> _WHAT IS NEEDED_: Each record below should be repeated precisely as written.

> _PROVIDED MATERIAL_:

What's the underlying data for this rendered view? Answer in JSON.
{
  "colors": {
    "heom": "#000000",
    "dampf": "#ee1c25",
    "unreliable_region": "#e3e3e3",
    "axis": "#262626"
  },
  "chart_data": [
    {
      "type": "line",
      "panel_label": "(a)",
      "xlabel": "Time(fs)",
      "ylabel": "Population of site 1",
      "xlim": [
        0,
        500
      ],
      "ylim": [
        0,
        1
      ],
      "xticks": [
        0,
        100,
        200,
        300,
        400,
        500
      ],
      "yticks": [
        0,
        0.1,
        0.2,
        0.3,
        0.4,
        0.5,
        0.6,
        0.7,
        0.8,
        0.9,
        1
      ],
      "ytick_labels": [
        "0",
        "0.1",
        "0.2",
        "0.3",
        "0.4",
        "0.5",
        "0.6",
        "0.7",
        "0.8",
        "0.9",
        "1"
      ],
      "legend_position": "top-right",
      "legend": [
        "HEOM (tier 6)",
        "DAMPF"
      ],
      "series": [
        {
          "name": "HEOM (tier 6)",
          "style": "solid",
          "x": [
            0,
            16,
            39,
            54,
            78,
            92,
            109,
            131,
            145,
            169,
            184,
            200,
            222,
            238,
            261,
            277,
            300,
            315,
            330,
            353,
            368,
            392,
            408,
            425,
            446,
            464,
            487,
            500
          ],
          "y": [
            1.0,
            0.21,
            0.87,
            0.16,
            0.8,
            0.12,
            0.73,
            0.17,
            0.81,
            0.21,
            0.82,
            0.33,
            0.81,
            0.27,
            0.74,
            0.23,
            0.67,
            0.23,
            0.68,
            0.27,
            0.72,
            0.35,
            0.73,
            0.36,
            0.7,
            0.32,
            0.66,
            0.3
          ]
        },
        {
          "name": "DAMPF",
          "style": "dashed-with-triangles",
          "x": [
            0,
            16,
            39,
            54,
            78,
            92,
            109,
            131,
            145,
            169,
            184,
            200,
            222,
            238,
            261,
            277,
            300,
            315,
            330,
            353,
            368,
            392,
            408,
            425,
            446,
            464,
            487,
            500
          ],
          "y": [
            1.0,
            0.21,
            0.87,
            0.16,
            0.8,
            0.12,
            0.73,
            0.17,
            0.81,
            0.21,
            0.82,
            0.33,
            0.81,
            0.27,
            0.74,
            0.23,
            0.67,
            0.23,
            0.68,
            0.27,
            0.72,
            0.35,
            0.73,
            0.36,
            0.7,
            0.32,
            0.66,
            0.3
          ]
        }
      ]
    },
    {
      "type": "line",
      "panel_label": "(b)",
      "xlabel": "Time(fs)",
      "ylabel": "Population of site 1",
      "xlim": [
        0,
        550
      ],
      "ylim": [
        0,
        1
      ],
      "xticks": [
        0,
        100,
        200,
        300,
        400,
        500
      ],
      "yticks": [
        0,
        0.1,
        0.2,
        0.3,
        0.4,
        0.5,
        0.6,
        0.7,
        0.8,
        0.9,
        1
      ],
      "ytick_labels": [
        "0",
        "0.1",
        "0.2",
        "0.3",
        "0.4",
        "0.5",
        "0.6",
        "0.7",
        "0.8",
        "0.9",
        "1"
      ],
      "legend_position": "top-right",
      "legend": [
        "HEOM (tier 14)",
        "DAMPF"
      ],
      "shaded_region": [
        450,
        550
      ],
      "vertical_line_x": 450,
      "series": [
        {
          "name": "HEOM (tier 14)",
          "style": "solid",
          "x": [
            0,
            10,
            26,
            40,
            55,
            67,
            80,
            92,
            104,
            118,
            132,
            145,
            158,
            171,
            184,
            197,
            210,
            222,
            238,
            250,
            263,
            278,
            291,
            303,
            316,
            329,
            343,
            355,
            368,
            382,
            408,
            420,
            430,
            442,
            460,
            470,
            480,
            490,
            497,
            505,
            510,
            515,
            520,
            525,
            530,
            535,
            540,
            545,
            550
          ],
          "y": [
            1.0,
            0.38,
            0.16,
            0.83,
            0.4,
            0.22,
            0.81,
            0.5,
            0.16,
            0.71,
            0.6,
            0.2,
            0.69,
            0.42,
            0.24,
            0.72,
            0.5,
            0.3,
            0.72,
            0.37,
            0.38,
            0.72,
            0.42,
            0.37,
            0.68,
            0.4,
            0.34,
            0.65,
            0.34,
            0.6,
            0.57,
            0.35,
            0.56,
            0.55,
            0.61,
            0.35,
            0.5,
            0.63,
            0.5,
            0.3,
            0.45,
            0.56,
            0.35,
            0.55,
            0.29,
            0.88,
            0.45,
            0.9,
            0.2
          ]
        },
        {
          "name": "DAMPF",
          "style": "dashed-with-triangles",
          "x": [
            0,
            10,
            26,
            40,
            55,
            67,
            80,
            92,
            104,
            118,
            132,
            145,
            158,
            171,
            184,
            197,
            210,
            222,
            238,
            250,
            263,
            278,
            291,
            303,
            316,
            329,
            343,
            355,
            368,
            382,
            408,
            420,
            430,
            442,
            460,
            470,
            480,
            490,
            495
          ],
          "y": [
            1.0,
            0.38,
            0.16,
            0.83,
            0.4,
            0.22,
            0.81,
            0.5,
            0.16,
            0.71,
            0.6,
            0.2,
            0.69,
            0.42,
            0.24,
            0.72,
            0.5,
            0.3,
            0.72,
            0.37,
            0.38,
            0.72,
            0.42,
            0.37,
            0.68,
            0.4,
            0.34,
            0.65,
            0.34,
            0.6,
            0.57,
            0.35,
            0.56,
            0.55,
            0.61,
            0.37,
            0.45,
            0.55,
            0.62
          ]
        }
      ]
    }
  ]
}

> _WRITTEN SOLUTION_:
What's the underlying data for this rendered view? Answer in JSON.
{
  "colors": {
    "heom": "#000000",
    "dampf": "#ee1c25",
    "unreliable_region": "#e3e3e3",
    "axis": "#262626"
  },
  "chart_data": [
    {
      "type": "line",
      "panel_label": "(a)",
      "xlabel": "Time(fs)",
      "ylabel": "Population of site 1",
      "xlim": [
        0,
        500
      ],
      "ylim": [
        0,
        1
      ],
      "xticks": [
        0,
        100,
        200,
        300,
        400,
        500
      ],
      "yticks": [
        0,
        0.1,
        0.2,
        0.3,
        0.4,
        0.5,
        0.6,
        0.7,
        0.8,
        0.9,
        1
      ],
      "ytick_labels": [
        "0",
        "0.1",
        "0.2",
        "0.3",
        "0.4",
        "0.5",
        "0.6",
        "0.7",
        "0.8",
        "0.9",
        "1"
      ],
      "legend_position": "top-right",
      "legend": [
        "HEOM (tier 6)",
        "DAMPF"
      ],
      "series": [
        {
          "name": "HEOM (tier 6)",
          "style": "solid",
          "x": [
            0,
            16,
            39,
            54,
            78,
            92,
            109,
            131,
            145,
            169,
            184,
            200,
            222,
            238,
            261,
            277,
            300,
            315,
            330,
            353,
            368,
            392,
            408,
            425,
            446,
            464,
            487,
            500
          ],
          "y": [
            1.0,
            0.21,
            0.87,
            0.16,
            0.8,
            0.12,
            0.73,
            0.17,
            0.81,
            0.21,
            0.82,
            0.33,
            0.81,
            0.27,
            0.74,
            0.23,
            0.67,
            0.23,
            0.68,
            0.27,
            0.72,
            0.35,
            0.73,
            0.36,
            0.7,
            0.32,
            0.66,
            0.3
          ]
        },
        {
          "name": "DAMPF",
          "style": "dashed-with-triangles",
          "x": [
            0,
            16,
            39,
            54,
            78,
            92,
            109,
            131,
            145,
            169,
            184,
            200,
            222,
            238,
            261,
            277,
            300,
            315,
            330,
            353,
            368,
            392,
            408,
            425,
            446,
            464,
            487,
            500
          ],
          "y": [
            1.0,
            0.21,
            0.87,
            0.16,
            0.8,
            0.12,
            0.73,
            0.17,
            0.81,
            0.21,
            0.82,
            0.33,
            0.81,
            0.27,
            0.74,
            0.23,
            0.67,
            0.23,
            0.68,
            0.27,
            0.72,
            0.35,
            0.73,
            0.36,
            0.7,
            0.32,
            0.66,
            0.3
          ]
        }
      ]
    },
    {
      "type": "line",
      "panel_label": "(b)",
      "xlabel": "Time(fs)",
      "ylabel": "Population of site 1",
      "xlim": [
        0,
        550
      ],
      "ylim": [
        0,
        1
      ],
      "xticks": [
        0,
        100,
        200,
        300,
        400,
        500
      ],
      "yticks": [
        0,
        0.1,
        0.2,
        0.3,
        0.4,
        0.5,
        0.6,
        0.7,
        0.8,
        0.9,
        1
      ],
      "ytick_labels": [
        "0",
        "0.1",
        "0.2",
        "0.3",
        "0.4",
        "0.5",
        "0.6",
        "0.7",
        "0.8",
        "0.9",
        "1"
      ],
      "legend_position": "top-right",
      "legend": [
        "HEOM (tier 14)",
        "DAMPF"
      ],
      "shaded_region": [
        450,
        550
      ],
      "vertical_line_x": 450,
      "series": [
        {
          "name": "HEOM (tier 14)",
          "style": "solid",
          "x": [
            0,
            10,
            26,
            40,
            55,
            67,
            80,
            92,
            104,
            118,
            132,
            145,
            158,
            171,
            184,
            197,
            210,
            222,
            238,
            250,
            263,
            278,
            291,
            303,
            316,
            329,
            343,
            355,
            368,
            382,
            408,
            420,
            430,
            442,
            460,
            470,
            480,
            490,
            497,
            505,
            510,
            515,
            520,
            525,
            530,
            535,
            540,
            545,
            550
          ],
          "y": [
            1.0,
            0.38,
            0.16,
            0.83,
            0.4,
            0.22,
            0.81,
            0.5,
            0.16,
            0.71,
            0.6,
            0.2,
            0.69,
            0.42,
            0.24,
            0.72,
            0.5,
            0.3,
            0.72,
            0.37,
            0.38,
            0.72,
            0.42,
            0.37,
            0.68,
            0.4,
            0.34,
            0.65,
            0.34,
            0.6,
            0.57,
            0.35,
            0.56,
            0.55,
            0.61,
            0.35,
            0.5,
            0.63,
            0.5,
            0.3,
            0.45,
            0.56,
            0.35,
            0.55,
            0.29,
            0.88,
            0.45,
            0.9,
            0.2
          ]
        },
        {
          "name": "DAMPF",
          "style": "dashed-with-triangles",
          "x": [
            0,
            10,
            26,
            40,
            55,
            67,
            80,
            92,
            104,
            118,
            132,
            145,
            158,
            171,
            184,
            197,
            210,
            222,
            238,
            250,
            263,
            278,
            291,
            303,
            316,
            329,
            343,
            355,
            368,
            382,
            408,
            420,
            430,
            442,
            460,
            470,
            480,
            490,
            495
          ],
          "y": [
            1.0,
            0.38,
            0.16,
            0.83,
            0.4,
            0.22,
            0.81,
            0.5,
            0.16,
            0.71,
            0.6,
            0.2,
            0.69,
            0.42,
            0.24,
            0.72,
            0.5,
            0.3,
            0.72,
            0.37,
            0.38,
            0.72,
            0.42,
            0.37,
            0.68,
            0.4,
            0.34,
            0.65,
            0.34,
            0.6,
            0.57,
            0.35,
            0.56,
            0.55,
            0.61,
            0.37,
            0.45,
            0.55,
            0.62
          ]
        }
      ]
    }
  ]
}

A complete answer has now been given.